* [EXERCISE INPUTS]

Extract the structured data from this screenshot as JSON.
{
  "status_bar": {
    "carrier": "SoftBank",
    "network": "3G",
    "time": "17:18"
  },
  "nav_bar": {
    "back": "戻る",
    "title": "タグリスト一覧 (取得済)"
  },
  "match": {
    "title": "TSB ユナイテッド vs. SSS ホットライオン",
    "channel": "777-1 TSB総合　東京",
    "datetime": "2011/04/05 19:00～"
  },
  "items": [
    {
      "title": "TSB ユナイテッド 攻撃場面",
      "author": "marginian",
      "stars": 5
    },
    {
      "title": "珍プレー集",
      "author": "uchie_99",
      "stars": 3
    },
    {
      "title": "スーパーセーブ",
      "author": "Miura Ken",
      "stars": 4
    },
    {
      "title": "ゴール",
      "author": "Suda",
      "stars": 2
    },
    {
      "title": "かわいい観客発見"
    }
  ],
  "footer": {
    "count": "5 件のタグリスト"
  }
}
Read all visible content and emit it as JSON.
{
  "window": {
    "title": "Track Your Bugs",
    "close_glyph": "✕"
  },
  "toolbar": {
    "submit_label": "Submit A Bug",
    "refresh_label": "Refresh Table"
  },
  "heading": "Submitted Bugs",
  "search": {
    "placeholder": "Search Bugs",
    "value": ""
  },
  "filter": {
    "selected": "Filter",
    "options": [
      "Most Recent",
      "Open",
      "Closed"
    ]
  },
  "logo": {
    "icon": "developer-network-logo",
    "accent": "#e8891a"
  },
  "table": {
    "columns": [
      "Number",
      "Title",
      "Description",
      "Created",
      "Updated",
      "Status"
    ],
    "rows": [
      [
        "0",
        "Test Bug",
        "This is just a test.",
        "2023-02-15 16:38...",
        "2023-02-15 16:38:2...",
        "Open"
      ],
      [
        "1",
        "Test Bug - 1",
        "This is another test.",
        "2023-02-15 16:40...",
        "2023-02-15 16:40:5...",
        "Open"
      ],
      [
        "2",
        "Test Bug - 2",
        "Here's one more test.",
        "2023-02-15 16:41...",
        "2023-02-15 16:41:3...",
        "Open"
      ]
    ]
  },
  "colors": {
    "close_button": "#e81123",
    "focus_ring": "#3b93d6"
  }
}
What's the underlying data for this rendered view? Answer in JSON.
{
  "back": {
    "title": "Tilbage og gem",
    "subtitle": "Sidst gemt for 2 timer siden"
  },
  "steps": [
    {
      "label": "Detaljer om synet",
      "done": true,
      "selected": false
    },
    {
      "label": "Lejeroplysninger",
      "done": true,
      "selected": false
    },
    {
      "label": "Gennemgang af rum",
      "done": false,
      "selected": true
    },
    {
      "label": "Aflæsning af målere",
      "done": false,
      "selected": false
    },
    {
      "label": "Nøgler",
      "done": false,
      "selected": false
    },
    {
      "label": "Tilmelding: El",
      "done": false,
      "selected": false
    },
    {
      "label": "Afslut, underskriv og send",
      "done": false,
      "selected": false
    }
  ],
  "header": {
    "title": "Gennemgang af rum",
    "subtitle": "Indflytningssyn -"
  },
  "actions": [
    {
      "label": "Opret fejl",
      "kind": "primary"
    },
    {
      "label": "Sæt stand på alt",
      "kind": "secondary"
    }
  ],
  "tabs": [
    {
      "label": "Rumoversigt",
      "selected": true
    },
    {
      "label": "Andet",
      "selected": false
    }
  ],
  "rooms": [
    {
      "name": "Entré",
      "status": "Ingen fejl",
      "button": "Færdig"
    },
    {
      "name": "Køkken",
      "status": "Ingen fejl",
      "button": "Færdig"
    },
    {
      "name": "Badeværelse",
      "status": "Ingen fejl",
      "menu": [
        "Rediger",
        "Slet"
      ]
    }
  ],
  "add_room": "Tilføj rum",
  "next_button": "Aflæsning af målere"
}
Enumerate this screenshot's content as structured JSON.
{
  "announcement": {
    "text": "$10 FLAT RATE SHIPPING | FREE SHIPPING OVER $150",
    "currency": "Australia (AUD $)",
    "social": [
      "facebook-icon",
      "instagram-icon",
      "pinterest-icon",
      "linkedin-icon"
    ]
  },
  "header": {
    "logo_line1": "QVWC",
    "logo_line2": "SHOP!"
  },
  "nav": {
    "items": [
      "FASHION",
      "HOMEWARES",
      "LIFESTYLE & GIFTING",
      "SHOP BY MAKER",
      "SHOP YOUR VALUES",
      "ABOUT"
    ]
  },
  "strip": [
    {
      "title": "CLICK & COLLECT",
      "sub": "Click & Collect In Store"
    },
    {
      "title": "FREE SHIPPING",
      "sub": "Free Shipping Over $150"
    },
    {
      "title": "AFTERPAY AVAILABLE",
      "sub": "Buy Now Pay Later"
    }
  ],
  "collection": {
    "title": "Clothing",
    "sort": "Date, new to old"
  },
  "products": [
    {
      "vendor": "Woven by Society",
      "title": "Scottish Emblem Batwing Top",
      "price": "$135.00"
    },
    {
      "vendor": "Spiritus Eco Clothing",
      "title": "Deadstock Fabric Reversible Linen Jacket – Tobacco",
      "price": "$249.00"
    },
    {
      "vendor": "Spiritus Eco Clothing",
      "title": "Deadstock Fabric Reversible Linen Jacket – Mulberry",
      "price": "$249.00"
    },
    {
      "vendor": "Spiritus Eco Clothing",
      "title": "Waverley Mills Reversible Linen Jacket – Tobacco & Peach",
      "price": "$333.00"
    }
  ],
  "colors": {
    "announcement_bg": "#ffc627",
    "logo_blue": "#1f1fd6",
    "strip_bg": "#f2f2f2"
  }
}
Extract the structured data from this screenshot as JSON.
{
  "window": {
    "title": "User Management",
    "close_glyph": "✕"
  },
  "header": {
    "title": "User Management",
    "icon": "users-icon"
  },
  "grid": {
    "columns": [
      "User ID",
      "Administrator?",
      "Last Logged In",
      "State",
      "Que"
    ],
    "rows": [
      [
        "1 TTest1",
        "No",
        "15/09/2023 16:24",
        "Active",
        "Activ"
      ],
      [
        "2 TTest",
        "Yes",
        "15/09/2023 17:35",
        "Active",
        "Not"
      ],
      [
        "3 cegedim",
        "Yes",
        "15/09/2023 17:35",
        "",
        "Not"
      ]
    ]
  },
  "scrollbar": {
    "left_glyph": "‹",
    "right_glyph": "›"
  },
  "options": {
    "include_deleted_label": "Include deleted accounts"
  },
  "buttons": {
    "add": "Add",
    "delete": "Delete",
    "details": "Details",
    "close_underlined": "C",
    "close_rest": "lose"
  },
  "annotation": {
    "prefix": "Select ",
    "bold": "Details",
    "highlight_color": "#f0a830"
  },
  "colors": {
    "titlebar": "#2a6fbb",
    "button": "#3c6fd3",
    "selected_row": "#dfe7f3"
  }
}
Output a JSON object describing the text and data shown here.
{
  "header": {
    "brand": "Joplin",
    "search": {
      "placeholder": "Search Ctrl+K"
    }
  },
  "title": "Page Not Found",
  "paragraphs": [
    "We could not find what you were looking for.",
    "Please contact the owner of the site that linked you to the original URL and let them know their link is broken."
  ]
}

* [GOAL] Work out how many lines of the data above hold the word "målere", and write only the count.

* [RESPONSE TO THE EXERCISE] 2